### TASK BRIEF
In the article on the two Canadian astronauts' basic training, how many American classmates did Sidey-Gibbons and Kutryk join at the Johnson Space Center?

January 15, 2020  By Wings Staff

Jenni Sidey-Gibbons in May 2019 prepares for training at the Neutral Buoyancy Laboratory (NBL) at the Sonny Carter Training Facility, near the Johnson Space Center. (Photo: NASA)

Canadian Space Agency astronauts Jenni Sidey-Gibbons and Joshua Kutryk on January 10 completed the end of their basic training, which lasted for more than two years after their initial selection in July 2017 – Canada’s fourth such recruitment process that happens approximately every seven years. After their selection, the two Canadians moved to Houston, Texas, to start the Astronaut Candidate Training Program at the Johnson Space Center, joining 11 American classmates.

Named as WINGS’ Top 20 Under 40 honourees in 2018, Sidey-Gibbons and Kutryk, explains the Canadian Space Agency (CSA), are now ready to represent Canada on missions to the International Space Station (ISS), the Moon, or potentially Mars. This is the first class to graduate under NASA’s Artemis program, which aims to once again have astronauts set foot on the moon through the Lunar Gateway project. Canada last year announced its partnership with this NASA project. As well, Canada’s new Space Strategy guarantees flight opportunities in low Earth orbit for CSA astronauts.

### RECORD EXTRACTS
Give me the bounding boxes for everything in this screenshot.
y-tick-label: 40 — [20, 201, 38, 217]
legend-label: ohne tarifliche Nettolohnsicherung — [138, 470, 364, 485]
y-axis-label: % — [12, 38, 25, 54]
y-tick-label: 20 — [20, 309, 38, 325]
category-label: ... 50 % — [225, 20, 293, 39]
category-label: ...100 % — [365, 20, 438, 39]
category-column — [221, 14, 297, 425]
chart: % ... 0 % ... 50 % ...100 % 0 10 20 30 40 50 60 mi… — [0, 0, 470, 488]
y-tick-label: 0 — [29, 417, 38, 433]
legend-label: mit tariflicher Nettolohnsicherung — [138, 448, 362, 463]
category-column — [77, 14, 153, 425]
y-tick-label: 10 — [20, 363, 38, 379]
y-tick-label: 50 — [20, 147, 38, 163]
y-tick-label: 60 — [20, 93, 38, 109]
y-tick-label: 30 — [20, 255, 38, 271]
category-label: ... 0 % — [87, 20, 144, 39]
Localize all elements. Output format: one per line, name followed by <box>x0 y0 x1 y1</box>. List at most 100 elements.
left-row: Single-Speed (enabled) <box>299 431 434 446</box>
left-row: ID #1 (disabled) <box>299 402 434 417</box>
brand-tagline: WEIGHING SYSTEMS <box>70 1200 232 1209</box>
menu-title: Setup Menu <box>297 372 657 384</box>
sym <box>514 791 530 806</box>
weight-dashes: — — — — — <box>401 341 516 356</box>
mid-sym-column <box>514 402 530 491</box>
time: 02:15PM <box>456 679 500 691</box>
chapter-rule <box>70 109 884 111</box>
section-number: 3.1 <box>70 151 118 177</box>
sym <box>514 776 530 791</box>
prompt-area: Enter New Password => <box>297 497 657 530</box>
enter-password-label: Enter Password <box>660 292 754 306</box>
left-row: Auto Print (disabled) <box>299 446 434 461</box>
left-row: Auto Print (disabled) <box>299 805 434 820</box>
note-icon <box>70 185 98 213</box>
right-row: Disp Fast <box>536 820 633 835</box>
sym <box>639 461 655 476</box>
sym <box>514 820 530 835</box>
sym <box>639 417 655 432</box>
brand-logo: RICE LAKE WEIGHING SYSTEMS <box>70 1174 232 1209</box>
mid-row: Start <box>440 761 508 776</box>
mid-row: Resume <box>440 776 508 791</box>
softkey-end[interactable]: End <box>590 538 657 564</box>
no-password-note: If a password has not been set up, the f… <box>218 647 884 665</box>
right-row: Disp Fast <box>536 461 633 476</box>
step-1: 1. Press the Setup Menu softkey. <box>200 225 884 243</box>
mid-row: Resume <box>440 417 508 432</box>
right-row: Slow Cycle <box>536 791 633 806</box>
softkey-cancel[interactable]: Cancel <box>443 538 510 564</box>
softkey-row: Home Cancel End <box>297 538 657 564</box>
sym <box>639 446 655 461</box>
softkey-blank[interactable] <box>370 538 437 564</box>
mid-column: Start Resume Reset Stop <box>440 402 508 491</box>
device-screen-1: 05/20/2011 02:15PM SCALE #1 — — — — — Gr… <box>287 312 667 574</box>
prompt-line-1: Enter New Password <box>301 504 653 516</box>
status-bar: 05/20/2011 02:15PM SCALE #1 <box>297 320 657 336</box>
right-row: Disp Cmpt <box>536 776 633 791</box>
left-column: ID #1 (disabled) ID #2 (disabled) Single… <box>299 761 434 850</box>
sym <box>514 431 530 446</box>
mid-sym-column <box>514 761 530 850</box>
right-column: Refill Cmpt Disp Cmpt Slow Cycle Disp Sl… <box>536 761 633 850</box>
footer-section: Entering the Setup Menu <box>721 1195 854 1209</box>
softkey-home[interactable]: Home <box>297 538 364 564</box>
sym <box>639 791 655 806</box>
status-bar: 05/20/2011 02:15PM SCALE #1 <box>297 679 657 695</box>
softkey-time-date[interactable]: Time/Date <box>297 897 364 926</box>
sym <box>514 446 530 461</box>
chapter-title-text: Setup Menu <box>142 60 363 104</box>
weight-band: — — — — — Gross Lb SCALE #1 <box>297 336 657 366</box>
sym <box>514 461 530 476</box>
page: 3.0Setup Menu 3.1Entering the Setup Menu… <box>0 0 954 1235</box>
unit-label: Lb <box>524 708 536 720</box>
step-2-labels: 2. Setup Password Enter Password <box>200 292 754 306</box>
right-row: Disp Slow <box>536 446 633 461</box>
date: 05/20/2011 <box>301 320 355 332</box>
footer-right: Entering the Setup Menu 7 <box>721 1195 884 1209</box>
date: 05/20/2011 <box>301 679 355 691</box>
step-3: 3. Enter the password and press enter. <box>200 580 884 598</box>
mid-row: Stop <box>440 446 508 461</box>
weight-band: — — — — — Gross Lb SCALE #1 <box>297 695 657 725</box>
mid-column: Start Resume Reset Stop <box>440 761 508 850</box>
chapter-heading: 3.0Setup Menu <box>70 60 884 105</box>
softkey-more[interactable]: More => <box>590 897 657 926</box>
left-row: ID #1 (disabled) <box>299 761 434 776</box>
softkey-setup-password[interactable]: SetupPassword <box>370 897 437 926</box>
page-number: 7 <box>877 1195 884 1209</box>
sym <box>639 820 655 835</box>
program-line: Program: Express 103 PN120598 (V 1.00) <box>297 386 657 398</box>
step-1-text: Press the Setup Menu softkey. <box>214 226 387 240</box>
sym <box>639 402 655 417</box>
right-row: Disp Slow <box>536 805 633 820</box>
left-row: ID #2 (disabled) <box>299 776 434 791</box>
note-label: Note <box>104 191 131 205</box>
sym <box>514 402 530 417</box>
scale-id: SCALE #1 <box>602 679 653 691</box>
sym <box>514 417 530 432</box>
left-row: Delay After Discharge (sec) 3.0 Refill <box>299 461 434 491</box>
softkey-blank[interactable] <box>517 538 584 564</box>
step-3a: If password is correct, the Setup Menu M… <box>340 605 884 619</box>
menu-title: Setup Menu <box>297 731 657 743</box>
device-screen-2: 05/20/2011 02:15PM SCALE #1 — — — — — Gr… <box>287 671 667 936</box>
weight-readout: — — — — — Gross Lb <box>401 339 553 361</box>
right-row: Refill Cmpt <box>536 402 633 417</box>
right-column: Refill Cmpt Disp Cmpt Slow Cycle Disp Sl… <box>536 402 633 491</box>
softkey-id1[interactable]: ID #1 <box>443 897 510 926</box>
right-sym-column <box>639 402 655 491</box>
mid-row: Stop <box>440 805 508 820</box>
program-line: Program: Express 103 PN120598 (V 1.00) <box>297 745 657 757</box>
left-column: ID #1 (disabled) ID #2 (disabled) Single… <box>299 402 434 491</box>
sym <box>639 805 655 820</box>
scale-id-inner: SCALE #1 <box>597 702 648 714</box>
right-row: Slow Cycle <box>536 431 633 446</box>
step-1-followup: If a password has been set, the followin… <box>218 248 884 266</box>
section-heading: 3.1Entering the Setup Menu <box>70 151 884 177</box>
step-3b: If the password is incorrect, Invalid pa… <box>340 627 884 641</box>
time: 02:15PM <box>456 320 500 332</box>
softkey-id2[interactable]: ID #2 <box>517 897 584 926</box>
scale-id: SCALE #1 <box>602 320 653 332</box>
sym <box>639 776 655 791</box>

---

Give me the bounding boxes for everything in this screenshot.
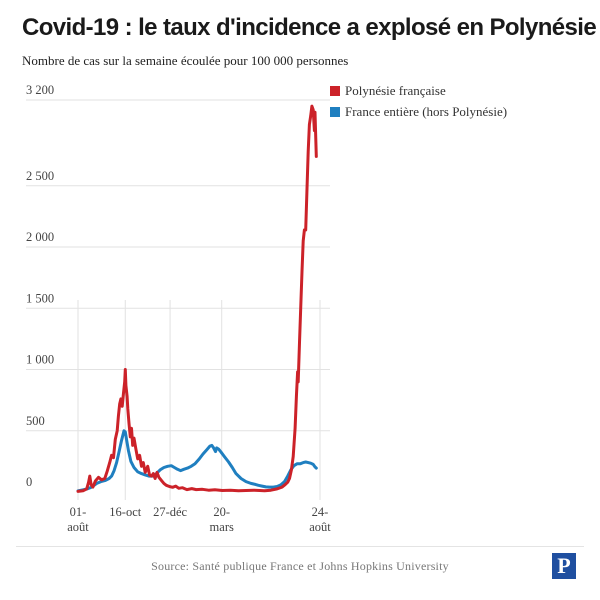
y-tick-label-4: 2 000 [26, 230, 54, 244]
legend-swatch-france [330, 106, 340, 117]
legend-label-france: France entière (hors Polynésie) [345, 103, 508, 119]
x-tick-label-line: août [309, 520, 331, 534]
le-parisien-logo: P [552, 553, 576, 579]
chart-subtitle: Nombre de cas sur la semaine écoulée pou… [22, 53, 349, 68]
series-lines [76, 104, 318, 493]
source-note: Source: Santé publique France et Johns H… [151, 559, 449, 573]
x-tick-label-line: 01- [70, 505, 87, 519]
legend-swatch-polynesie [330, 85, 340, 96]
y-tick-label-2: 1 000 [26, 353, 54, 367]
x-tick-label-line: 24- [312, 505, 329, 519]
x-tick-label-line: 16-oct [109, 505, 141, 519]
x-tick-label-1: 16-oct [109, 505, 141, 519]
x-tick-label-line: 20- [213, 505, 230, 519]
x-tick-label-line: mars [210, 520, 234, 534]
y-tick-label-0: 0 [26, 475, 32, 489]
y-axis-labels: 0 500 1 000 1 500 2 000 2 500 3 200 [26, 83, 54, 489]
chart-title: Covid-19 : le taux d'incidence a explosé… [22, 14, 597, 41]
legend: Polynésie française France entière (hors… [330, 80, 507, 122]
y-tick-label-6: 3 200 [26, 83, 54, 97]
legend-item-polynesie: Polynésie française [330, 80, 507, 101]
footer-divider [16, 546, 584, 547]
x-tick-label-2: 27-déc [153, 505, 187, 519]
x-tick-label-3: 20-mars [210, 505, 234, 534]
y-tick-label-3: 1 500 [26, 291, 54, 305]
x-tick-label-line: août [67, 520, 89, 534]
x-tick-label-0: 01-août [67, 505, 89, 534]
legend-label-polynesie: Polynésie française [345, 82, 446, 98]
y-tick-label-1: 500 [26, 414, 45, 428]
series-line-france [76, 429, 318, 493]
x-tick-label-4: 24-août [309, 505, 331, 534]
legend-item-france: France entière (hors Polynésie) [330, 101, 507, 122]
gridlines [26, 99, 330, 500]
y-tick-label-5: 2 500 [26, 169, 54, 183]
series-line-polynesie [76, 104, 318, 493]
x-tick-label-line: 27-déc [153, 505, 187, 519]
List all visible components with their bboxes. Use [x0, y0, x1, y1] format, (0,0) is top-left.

### THE REPLY
They joined 11 American classmates.